* [TASK DIRECTIONS]
Select all lines holding the word "запчасти" from the entries that follow.

* [RECORDS SHOWN]
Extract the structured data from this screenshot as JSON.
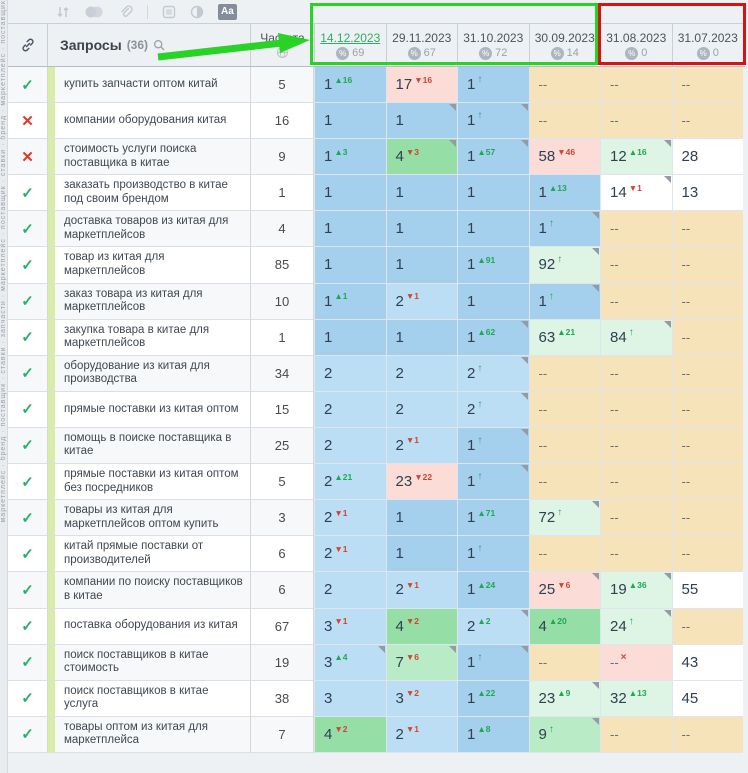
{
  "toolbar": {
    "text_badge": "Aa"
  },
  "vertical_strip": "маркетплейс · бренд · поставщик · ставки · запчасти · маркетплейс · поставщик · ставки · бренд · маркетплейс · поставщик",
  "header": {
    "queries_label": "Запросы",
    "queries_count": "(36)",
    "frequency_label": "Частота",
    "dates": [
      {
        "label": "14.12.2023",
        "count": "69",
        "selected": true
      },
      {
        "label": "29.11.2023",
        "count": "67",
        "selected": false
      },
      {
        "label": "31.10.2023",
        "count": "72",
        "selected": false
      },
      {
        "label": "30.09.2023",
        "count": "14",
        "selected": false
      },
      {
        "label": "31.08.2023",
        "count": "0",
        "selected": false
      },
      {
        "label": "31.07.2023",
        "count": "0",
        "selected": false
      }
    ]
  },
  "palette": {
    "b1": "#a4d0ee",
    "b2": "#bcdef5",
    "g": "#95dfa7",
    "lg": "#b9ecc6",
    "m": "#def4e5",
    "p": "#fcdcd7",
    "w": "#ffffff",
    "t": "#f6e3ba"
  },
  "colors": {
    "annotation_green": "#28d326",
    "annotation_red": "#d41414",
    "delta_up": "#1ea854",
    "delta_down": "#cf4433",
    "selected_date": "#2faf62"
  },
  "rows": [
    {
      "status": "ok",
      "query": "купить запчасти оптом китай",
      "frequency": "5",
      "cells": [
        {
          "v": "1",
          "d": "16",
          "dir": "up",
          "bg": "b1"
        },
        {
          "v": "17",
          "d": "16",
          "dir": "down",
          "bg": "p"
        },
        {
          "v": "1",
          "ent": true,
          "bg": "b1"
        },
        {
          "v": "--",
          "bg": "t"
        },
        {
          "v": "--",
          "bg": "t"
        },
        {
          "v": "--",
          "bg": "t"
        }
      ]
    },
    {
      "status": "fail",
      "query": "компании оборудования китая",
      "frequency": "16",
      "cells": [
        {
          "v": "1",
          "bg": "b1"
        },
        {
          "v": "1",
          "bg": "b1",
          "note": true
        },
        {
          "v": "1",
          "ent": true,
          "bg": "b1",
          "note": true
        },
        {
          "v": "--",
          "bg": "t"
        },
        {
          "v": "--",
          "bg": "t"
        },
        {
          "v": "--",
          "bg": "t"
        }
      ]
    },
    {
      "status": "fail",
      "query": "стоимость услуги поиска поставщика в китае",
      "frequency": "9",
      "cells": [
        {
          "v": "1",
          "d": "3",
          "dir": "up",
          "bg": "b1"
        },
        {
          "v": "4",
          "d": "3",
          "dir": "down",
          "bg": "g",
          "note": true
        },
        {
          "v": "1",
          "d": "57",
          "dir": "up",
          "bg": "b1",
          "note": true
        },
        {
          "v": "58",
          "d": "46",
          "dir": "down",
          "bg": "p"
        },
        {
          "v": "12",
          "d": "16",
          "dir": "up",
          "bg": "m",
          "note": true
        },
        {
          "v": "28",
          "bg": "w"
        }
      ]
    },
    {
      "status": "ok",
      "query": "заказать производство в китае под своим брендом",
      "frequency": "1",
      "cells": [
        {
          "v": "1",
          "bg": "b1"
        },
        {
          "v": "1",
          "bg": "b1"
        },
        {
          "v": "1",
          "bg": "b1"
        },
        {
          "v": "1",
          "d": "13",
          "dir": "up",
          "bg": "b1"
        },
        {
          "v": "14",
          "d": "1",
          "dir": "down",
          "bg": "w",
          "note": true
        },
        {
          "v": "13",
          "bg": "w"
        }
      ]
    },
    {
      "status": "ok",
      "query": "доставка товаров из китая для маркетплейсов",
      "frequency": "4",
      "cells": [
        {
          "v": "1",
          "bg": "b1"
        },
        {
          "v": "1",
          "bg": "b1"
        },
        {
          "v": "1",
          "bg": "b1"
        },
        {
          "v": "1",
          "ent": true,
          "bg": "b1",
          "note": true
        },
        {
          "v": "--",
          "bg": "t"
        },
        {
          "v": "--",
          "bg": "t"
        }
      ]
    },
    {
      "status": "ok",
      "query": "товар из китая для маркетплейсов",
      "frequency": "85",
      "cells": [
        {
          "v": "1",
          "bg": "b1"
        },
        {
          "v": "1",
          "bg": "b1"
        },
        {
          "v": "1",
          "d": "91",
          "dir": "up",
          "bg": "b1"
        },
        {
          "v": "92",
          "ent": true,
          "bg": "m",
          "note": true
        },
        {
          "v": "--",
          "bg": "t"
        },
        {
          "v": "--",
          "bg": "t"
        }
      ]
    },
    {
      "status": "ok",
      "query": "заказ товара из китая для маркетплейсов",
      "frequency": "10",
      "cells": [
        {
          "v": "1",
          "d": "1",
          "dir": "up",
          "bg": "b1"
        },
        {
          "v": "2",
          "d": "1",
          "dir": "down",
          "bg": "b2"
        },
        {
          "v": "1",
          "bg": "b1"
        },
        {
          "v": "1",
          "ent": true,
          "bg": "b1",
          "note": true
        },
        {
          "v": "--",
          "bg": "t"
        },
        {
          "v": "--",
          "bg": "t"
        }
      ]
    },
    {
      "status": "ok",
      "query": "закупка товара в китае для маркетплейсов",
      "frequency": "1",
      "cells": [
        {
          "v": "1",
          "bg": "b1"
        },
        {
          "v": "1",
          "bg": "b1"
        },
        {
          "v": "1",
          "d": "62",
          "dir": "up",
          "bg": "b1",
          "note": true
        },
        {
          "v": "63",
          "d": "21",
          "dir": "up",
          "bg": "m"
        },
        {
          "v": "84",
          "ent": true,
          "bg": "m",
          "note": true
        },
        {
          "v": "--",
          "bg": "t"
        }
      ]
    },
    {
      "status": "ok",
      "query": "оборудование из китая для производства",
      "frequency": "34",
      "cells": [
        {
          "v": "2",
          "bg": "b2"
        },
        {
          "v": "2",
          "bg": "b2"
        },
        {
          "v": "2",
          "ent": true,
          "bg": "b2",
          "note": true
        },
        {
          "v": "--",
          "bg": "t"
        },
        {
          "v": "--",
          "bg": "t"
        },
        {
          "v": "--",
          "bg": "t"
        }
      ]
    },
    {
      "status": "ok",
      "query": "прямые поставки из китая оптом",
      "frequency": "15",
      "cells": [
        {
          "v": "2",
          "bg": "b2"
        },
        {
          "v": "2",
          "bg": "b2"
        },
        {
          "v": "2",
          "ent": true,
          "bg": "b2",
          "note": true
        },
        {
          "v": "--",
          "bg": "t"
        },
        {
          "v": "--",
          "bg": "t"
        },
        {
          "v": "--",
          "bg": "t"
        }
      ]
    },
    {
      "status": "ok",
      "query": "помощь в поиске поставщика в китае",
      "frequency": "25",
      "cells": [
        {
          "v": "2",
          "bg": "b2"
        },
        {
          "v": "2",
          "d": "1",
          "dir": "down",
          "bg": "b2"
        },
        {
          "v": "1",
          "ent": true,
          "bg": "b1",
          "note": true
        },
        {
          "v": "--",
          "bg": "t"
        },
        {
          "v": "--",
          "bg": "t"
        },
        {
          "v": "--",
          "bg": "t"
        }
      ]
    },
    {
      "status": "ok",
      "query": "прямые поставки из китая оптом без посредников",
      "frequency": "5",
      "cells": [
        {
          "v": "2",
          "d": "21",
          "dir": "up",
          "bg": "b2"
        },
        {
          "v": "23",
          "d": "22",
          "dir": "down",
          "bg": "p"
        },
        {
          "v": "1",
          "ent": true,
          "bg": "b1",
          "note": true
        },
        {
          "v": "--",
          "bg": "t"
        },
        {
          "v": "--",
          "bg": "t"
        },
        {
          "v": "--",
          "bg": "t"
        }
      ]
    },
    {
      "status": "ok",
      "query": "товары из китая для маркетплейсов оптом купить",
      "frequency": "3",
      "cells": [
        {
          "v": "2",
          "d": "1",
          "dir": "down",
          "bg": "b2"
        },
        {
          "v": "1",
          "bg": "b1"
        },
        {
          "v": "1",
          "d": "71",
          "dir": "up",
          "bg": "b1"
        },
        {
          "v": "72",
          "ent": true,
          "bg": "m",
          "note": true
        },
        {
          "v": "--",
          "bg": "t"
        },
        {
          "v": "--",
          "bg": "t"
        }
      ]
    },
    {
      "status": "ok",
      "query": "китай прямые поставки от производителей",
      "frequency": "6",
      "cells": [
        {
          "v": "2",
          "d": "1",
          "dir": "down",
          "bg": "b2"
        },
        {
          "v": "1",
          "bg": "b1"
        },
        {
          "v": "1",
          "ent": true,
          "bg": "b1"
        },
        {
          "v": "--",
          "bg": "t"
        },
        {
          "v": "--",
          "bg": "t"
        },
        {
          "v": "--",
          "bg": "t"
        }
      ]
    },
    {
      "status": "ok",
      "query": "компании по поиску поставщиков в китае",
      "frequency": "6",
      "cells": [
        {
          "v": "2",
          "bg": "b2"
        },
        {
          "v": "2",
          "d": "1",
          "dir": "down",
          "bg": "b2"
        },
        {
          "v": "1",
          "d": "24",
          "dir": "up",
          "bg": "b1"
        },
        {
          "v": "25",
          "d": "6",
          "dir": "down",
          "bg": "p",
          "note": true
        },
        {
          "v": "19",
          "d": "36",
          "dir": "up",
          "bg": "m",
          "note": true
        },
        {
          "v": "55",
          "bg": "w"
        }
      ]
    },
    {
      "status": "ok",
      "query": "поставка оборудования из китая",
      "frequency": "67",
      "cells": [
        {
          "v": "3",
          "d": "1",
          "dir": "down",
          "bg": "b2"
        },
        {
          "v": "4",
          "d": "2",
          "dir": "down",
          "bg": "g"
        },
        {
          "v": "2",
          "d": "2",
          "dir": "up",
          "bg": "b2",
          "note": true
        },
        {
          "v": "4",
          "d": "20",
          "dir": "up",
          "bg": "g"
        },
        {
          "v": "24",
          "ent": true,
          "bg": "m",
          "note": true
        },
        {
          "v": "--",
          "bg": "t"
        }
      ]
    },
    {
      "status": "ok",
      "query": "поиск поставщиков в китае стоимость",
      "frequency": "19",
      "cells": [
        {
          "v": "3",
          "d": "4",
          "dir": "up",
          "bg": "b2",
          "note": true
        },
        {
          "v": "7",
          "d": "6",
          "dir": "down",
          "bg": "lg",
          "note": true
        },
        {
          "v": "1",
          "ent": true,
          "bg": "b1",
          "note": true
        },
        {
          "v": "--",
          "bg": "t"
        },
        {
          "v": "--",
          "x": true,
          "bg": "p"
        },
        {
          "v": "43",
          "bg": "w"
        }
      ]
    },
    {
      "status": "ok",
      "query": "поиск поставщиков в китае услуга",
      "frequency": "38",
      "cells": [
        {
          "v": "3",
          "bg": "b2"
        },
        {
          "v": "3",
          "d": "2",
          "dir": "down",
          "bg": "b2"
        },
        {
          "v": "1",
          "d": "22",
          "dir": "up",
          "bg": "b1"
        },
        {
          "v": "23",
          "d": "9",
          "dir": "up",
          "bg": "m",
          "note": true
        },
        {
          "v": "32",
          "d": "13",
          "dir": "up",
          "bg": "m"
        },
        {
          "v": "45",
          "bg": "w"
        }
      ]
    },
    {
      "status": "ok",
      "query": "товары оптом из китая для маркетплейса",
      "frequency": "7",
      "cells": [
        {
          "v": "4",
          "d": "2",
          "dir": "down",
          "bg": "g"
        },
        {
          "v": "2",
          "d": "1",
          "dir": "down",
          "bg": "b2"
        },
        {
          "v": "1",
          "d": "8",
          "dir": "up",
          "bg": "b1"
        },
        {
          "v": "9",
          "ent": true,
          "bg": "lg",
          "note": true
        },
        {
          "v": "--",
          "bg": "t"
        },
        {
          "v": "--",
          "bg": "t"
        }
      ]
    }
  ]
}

* [SOLUTION TO THIS PROBLEM]
  "vertical_strip": "маркетплейс · бренд · поставщик · ставки · запчасти · маркетплейс · поставщик · ставки · бренд · маркетплейс · поставщик",
      "query": "купить запчасти оптом китай",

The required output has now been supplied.